» Given problem
In the data that follows, count every line holding the string "Zápisy" and give the count alone.

» Material supplied
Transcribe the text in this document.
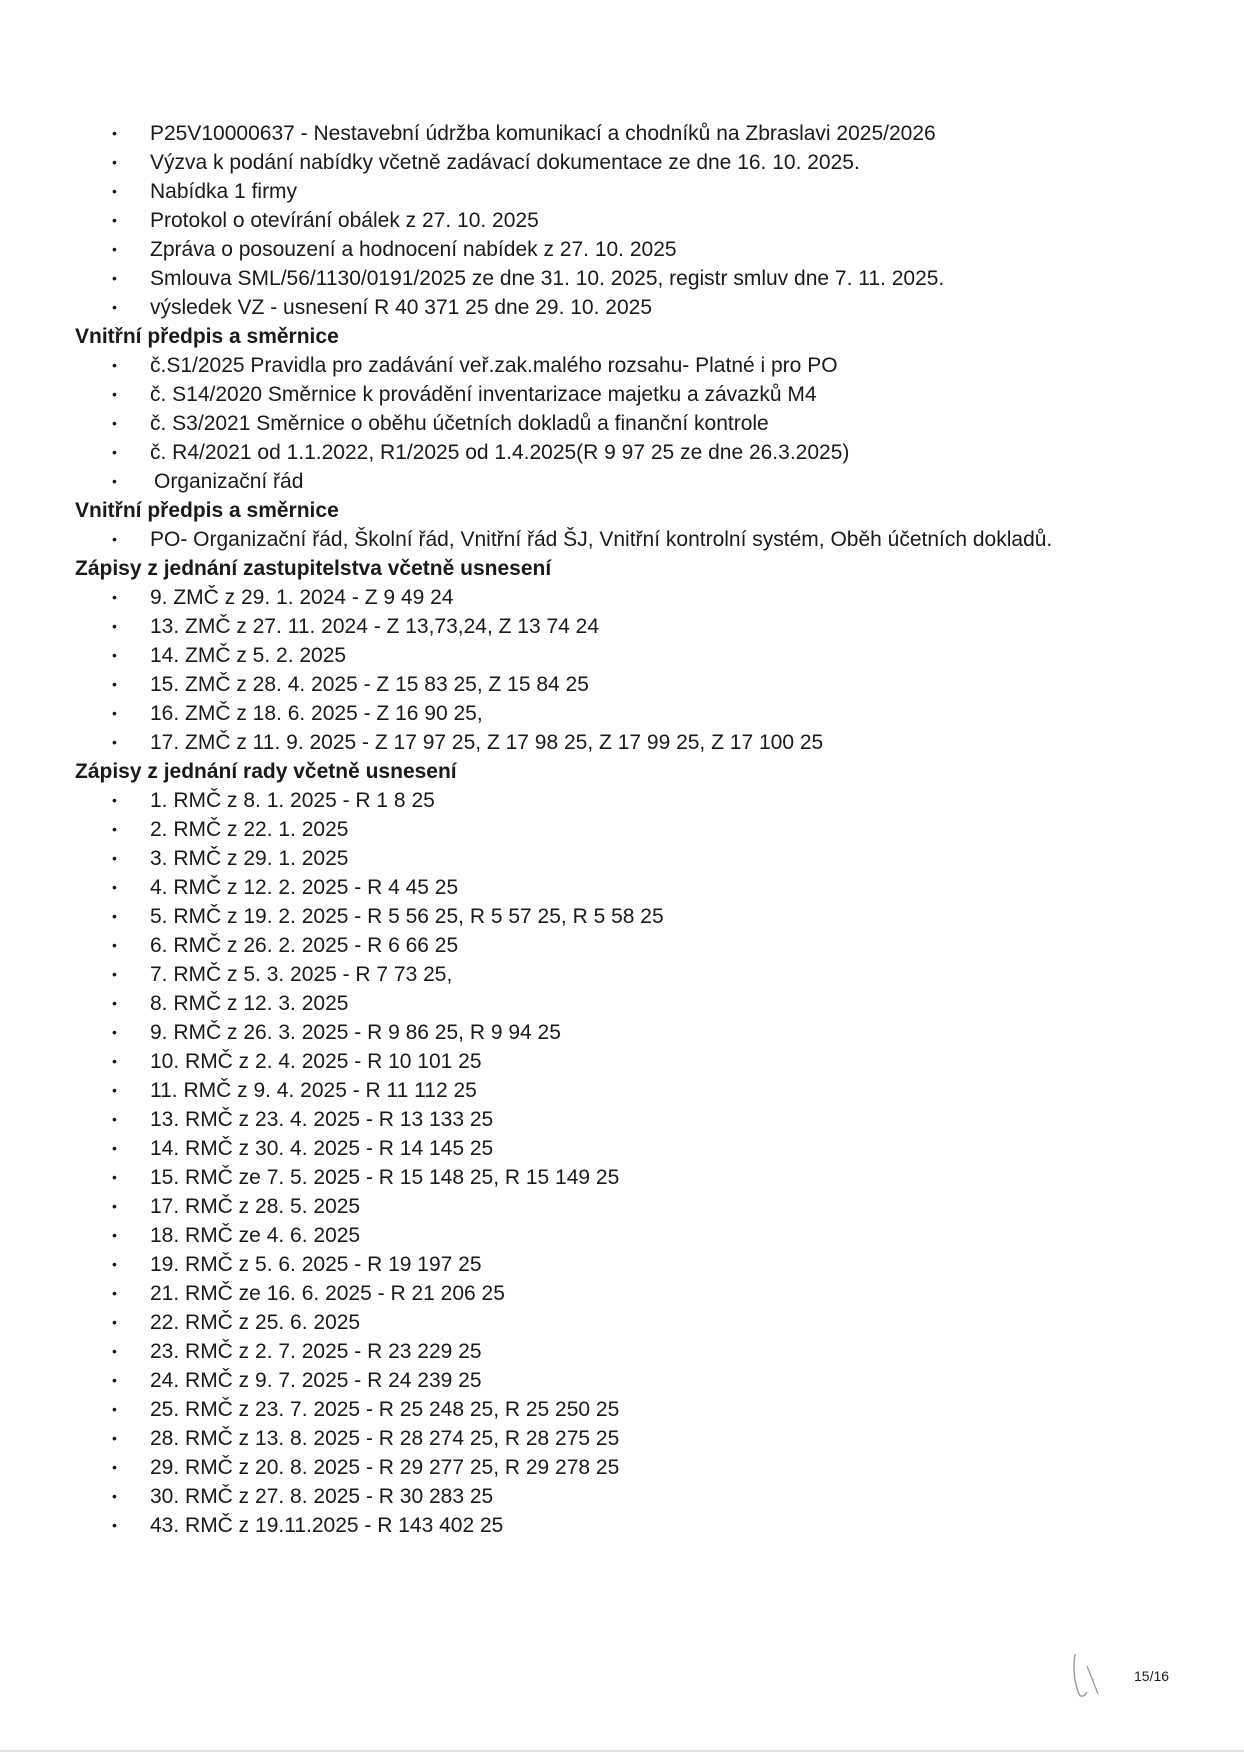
• P25V10000637 - Nestavební údržba komunikací a chodníků na Zbraslavi 2025/2026
• Výzva k podání nabídky včetně zadávací dokumentace ze dne 16. 10. 2025.
• Nabídka 1 firmy
• Protokol o otevírání obálek z 27. 10. 2025
• Zpráva o posouzení a hodnocení nabídek z 27. 10. 2025
• Smlouva SML/56/1130/0191/2025 ze dne 31. 10. 2025, registr smluv dne 7. 11. 2025.
• výsledek VZ - usnesení R 40 371 25 dne 29. 10. 2025
Vnitřní předpis a směrnice
• č.S1/2025 Pravidla pro zadávání veř.zak.malého rozsahu- Platné i pro PO
• č. S14/2020 Směrnice k provádění inventarizace majetku a závazků M4
• č. S3/2021 Směrnice o oběhu účetních dokladů a finanční kontrole
• č. R4/2021 od 1.1.2022, R1/2025 od 1.4.2025(R 9 97 25 ze dne 26.3.2025)
• Organizační řád
Vnitřní předpis a směrnice
• PO- Organizační řád, Školní řád, Vnitřní řád ŠJ, Vnitřní kontrolní systém, Oběh účetních dokladů.
Zápisy z jednání zastupitelstva včetně usnesení
• 9. ZMČ z 29. 1. 2024 - Z 9 49 24
• 13. ZMČ z 27. 11. 2024 - Z 13,73,24, Z 13 74 24
• 14. ZMČ z 5. 2. 2025
• 15. ZMČ z 28. 4. 2025 - Z 15 83 25, Z 15 84 25
• 16. ZMČ z 18. 6. 2025 - Z 16 90 25,
• 17. ZMČ z 11. 9. 2025 - Z 17 97 25, Z 17 98 25, Z 17 99 25, Z 17 100 25
Zápisy z jednání rady včetně usnesení
• 1. RMČ z 8. 1. 2025 - R 1 8 25
• 2. RMČ z 22. 1. 2025
• 3. RMČ z 29. 1. 2025
• 4. RMČ z 12. 2. 2025 - R 4 45 25
• 5. RMČ z 19. 2. 2025 - R 5 56 25, R 5 57 25, R 5 58 25
• 6. RMČ z 26. 2. 2025 - R 6 66 25
• 7. RMČ z 5. 3. 2025 - R 7 73 25,
• 8. RMČ z 12. 3. 2025
• 9. RMČ z 26. 3. 2025 - R 9 86 25, R 9 94 25
• 10. RMČ z 2. 4. 2025 - R 10 101 25
• 11. RMČ z 9. 4. 2025 - R 11 112 25
• 13. RMČ z 23. 4. 2025 - R 13 133 25
• 14. RMČ z 30. 4. 2025 - R 14 145 25
• 15. RMČ ze 7. 5. 2025 - R 15 148 25, R 15 149 25
• 17. RMČ z 28. 5. 2025
• 18. RMČ ze 4. 6. 2025
• 19. RMČ z 5. 6. 2025 - R 19 197 25
• 21. RMČ ze 16. 6. 2025 - R 21 206 25
• 22. RMČ z 25. 6. 2025
• 23. RMČ z 2. 7. 2025 - R 23 229 25
• 24. RMČ z 9. 7. 2025 - R 24 239 25
• 25. RMČ z 23. 7. 2025 - R 25 248 25, R 25 250 25
• 28. RMČ z 13. 8. 2025 - R 28 274 25, R 28 275 25
• 29. RMČ z 20. 8. 2025 - R 29 277 25, R 29 278 25
• 30. RMČ z 27. 8. 2025 - R 30 283 25
• 43. RMČ z 19.11.2025 - R 143 402 25
15/16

» Exercise answer
2